╭──
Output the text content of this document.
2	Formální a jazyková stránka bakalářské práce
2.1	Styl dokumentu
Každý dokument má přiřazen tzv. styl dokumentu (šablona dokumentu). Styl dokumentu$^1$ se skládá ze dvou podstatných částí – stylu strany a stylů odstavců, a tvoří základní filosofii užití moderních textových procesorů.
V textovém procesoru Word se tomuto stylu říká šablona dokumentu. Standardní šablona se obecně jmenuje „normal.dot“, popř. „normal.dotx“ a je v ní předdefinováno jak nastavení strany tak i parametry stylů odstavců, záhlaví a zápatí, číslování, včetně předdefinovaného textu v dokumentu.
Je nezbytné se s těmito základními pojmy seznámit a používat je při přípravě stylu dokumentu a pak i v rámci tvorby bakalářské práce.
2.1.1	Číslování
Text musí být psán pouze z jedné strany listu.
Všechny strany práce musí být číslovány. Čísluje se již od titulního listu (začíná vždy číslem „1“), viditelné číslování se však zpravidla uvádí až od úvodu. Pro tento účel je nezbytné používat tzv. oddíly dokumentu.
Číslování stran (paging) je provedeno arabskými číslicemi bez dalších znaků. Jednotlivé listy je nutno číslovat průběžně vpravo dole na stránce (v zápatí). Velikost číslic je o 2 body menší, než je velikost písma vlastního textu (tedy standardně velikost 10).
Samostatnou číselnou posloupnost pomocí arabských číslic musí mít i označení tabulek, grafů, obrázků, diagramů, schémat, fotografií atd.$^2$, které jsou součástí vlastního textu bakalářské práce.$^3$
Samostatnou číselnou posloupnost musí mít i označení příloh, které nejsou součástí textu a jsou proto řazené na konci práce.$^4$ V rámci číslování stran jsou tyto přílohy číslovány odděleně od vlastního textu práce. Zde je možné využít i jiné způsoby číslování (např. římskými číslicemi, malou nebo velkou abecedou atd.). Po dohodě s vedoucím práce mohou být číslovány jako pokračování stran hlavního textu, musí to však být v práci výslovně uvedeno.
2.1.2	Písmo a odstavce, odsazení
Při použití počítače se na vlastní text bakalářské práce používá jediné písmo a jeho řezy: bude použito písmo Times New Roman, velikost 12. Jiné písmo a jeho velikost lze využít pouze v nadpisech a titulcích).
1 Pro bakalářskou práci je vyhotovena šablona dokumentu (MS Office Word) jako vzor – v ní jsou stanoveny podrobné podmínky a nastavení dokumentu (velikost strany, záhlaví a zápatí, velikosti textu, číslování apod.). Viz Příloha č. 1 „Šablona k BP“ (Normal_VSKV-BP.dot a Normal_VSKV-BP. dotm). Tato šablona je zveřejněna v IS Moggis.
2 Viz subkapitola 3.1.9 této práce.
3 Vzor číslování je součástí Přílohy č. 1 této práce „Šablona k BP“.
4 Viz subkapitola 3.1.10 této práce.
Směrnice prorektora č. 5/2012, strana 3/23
╰──
- _Task requirements_
Say how many lines of the listing above contain "nezbytné", with no other words.

- _Complete output_
2